[Stored data entries]
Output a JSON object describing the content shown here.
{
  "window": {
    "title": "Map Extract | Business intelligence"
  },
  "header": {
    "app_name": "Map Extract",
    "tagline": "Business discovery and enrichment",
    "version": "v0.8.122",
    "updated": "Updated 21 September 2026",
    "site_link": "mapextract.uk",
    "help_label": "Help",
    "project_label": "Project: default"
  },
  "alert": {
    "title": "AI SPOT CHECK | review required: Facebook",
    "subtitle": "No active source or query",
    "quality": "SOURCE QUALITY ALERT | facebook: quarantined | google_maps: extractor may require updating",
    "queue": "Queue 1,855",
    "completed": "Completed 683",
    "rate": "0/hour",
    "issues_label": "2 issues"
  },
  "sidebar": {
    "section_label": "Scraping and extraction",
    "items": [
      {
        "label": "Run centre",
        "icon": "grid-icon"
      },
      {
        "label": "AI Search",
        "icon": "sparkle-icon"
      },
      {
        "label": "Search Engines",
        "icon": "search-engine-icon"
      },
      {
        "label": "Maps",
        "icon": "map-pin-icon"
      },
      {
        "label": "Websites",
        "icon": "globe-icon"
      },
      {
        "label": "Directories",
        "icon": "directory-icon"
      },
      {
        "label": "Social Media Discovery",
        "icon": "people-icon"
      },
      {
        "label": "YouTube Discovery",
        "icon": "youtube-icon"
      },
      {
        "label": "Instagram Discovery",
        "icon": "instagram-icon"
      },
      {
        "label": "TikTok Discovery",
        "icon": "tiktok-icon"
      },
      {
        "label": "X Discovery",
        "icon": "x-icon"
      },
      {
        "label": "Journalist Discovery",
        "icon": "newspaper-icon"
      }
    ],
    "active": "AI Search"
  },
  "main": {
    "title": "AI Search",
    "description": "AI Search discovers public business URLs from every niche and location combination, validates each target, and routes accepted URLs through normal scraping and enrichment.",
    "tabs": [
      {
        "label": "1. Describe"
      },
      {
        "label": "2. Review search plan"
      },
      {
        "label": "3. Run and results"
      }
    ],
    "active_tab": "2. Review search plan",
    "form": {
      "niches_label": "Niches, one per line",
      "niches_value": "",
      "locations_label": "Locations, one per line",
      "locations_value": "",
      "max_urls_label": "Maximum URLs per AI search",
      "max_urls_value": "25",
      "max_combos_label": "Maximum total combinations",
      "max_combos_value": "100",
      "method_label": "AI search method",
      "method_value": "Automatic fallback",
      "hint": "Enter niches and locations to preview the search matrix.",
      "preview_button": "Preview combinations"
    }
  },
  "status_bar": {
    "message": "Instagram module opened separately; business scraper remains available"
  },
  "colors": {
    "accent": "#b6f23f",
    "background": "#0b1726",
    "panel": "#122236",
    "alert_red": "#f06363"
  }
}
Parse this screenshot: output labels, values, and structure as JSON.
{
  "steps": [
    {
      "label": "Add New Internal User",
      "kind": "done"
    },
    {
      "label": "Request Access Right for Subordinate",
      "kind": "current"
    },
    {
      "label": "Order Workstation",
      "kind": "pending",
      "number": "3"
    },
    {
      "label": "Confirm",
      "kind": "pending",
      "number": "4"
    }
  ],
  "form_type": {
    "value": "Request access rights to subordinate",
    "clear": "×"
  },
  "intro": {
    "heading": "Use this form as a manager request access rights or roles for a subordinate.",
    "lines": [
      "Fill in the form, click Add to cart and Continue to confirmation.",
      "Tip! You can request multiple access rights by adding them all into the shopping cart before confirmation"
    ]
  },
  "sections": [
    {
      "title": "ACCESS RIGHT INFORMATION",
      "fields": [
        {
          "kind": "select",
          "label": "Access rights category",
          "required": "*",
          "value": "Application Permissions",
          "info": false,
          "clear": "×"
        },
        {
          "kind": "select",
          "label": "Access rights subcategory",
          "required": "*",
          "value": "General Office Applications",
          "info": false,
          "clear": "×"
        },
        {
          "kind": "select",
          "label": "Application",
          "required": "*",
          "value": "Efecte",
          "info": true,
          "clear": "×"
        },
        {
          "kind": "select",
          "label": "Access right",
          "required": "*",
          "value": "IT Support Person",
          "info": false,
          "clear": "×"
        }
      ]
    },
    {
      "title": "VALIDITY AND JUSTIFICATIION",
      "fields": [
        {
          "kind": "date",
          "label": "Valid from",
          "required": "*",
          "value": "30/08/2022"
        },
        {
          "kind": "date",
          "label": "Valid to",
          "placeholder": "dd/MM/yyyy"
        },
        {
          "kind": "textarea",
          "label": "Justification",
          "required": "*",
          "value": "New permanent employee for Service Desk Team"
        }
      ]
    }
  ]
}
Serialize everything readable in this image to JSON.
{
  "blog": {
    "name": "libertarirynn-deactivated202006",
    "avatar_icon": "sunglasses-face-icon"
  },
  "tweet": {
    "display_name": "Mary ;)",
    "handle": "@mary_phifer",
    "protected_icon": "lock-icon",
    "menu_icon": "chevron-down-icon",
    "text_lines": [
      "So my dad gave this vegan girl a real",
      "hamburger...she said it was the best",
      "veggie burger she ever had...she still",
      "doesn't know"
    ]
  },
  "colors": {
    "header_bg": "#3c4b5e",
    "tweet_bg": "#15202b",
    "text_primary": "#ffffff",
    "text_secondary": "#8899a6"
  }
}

Stated goal ::
Take the material above and return all of it exactly.

The response ::
Output a JSON object describing the content shown here.
{
  "window": {
    "title": "Map Extract | Business intelligence"
  },
  "header": {
    "app_name": "Map Extract",
    "tagline": "Business discovery and enrichment",
    "version": "v0.8.122",
    "updated": "Updated 21 September 2026",
    "site_link": "mapextract.uk",
    "help_label": "Help",
    "project_label": "Project: default"
  },
  "alert": {
    "title": "AI SPOT CHECK | review required: Facebook",
    "subtitle": "No active source or query",
    "quality": "SOURCE QUALITY ALERT | facebook: quarantined | google_maps: extractor may require updating",
    "queue": "Queue 1,855",
    "completed": "Completed 683",
    "rate": "0/hour",
    "issues_label": "2 issues"
  },
  "sidebar": {
    "section_label": "Scraping and extraction",
    "items": [
      {
        "label": "Run centre",
        "icon": "grid-icon"
      },
      {
        "label": "AI Search",
        "icon": "sparkle-icon"
      },
      {
        "label": "Search Engines",
        "icon": "search-engine-icon"
      },
      {
        "label": "Maps",
        "icon": "map-pin-icon"
      },
      {
        "label": "Websites",
        "icon": "globe-icon"
      },
      {
        "label": "Directories",
        "icon": "directory-icon"
      },
      {
        "label": "Social Media Discovery",
        "icon": "people-icon"
      },
      {
        "label": "YouTube Discovery",
        "icon": "youtube-icon"
      },
      {
        "label": "Instagram Discovery",
        "icon": "instagram-icon"
      },
      {
        "label": "TikTok Discovery",
        "icon": "tiktok-icon"
      },
      {
        "label": "X Discovery",
        "icon": "x-icon"
      },
      {
        "label": "Journalist Discovery",
        "icon": "newspaper-icon"
      }
    ],
    "active": "AI Search"
  },
  "main": {
    "title": "AI Search",
    "description": "AI Search discovers public business URLs from every niche and location combination, validates each target, and routes accepted URLs through normal scraping and enrichment.",
    "tabs": [
      {
        "label": "1. Describe"
      },
      {
        "label": "2. Review search plan"
      },
      {
        "label": "3. Run and results"
      }
    ],
    "active_tab": "2. Review search plan",
    "form": {
      "niches_label": "Niches, one per line",
      "niches_value": "",
      "locations_label": "Locations, one per line",
      "locations_value": "",
      "max_urls_label": "Maximum URLs per AI search",
      "max_urls_value": "25",
      "max_combos_label": "Maximum total combinations",
      "max_combos_value": "100",
      "method_label": "AI search method",
      "method_value": "Automatic fallback",
      "hint": "Enter niches and locations to preview the search matrix.",
      "preview_button": "Preview combinations"
    }
  },
  "status_bar": {
    "message": "Instagram module opened separately; business scraper remains available"
  },
  "colors": {
    "accent": "#b6f23f",
    "background": "#0b1726",
    "panel": "#122236",
    "alert_red": "#f06363"
  }
}
Parse this screenshot: output labels, values, and structure as JSON.
{
  "steps": [
    {
      "label": "Add New Internal User",
      "kind": "done"
    },
    {
      "label": "Request Access Right for Subordinate",
      "kind": "current"
    },
    {
      "label": "Order Workstation",
      "kind": "pending",
      "number": "3"
    },
    {
      "label": "Confirm",
      "kind": "pending",
      "number": "4"
    }
  ],
  "form_type": {
    "value": "Request access rights to subordinate",
    "clear": "×"
  },
  "intro": {
    "heading": "Use this form as a manager request access rights or roles for a subordinate.",
    "lines": [
      "Fill in the form, click Add to cart and Continue to confirmation.",
      "Tip! You can request multiple access rights by adding them all into the shopping cart before confirmation"
    ]
  },
  "sections": [
    {
      "title": "ACCESS RIGHT INFORMATION",
      "fields": [
        {
          "kind": "select",
          "label": "Access rights category",
          "required": "*",
          "value": "Application Permissions",
          "info": false,
          "clear": "×"
        },
        {
          "kind": "select",
          "label": "Access rights subcategory",
          "required": "*",
          "value": "General Office Applications",
          "info": false,
          "clear": "×"
        },
        {
          "kind": "select",
          "label": "Application",
          "required": "*",
          "value": "Efecte",
          "info": true,
          "clear": "×"
        },
        {
          "kind": "select",
          "label": "Access right",
          "required": "*",
          "value": "IT Support Person",
          "info": false,
          "clear": "×"
        }
      ]
    },
    {
      "title": "VALIDITY AND JUSTIFICATIION",
      "fields": [
        {
          "kind": "date",
          "label": "Valid from",
          "required": "*",
          "value": "30/08/2022"
        },
        {
          "kind": "date",
          "label": "Valid to",
          "placeholder": "dd/MM/yyyy"
        },
        {
          "kind": "textarea",
          "label": "Justification",
          "required": "*",
          "value": "New permanent employee for Service Desk Team"
        }
      ]
    }
  ]
}
Serialize everything readable in this image to JSON.
{
  "blog": {
    "name": "libertarirynn-deactivated202006",
    "avatar_icon": "sunglasses-face-icon"
  },
  "tweet": {
    "display_name": "Mary ;)",
    "handle": "@mary_phifer",
    "protected_icon": "lock-icon",
    "menu_icon": "chevron-down-icon",
    "text_lines": [
      "So my dad gave this vegan girl a real",
      "hamburger...she said it was the best",
      "veggie burger she ever had...she still",
      "doesn't know"
    ]
  },
  "colors": {
    "header_bg": "#3c4b5e",
    "tweet_bg": "#15202b",
    "text_primary": "#ffffff",
    "text_secondary": "#8899a6"
  }
}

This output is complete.